Of the lines listed below, how many contain the string "care"? Answer with the number alone.
* Begin *
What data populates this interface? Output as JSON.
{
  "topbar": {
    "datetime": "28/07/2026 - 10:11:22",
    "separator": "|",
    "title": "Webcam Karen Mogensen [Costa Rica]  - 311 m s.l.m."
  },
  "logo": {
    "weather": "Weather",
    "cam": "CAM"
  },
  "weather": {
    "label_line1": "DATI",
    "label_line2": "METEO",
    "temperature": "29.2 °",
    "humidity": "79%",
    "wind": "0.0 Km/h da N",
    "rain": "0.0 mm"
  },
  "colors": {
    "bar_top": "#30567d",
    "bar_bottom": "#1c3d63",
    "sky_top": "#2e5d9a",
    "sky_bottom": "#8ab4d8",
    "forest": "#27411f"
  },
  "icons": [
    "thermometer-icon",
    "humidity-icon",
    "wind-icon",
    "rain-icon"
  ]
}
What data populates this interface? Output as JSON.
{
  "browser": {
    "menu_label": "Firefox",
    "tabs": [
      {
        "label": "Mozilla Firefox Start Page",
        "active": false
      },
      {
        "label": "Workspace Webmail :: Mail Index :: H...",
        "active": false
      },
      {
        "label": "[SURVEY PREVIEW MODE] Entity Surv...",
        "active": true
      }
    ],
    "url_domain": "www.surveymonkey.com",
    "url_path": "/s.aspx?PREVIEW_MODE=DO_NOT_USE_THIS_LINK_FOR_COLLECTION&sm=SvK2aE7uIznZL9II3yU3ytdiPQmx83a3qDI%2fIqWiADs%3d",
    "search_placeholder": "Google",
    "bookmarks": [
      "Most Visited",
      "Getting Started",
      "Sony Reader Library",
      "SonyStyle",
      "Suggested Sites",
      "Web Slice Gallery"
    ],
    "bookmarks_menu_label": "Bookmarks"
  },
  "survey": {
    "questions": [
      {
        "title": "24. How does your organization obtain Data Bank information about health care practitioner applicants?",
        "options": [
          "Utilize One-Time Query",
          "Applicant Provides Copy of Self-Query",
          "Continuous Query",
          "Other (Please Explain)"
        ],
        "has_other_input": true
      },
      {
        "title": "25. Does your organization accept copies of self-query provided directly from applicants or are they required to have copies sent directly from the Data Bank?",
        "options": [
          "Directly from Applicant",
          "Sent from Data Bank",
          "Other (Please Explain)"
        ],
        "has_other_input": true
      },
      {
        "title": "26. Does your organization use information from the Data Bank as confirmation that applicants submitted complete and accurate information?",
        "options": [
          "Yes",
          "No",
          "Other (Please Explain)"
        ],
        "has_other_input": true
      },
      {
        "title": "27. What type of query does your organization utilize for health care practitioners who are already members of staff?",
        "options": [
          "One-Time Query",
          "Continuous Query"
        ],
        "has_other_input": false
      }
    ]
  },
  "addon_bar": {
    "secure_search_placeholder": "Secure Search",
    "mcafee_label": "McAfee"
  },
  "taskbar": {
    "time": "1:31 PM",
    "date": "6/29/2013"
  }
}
* End *
OUTPUT:
2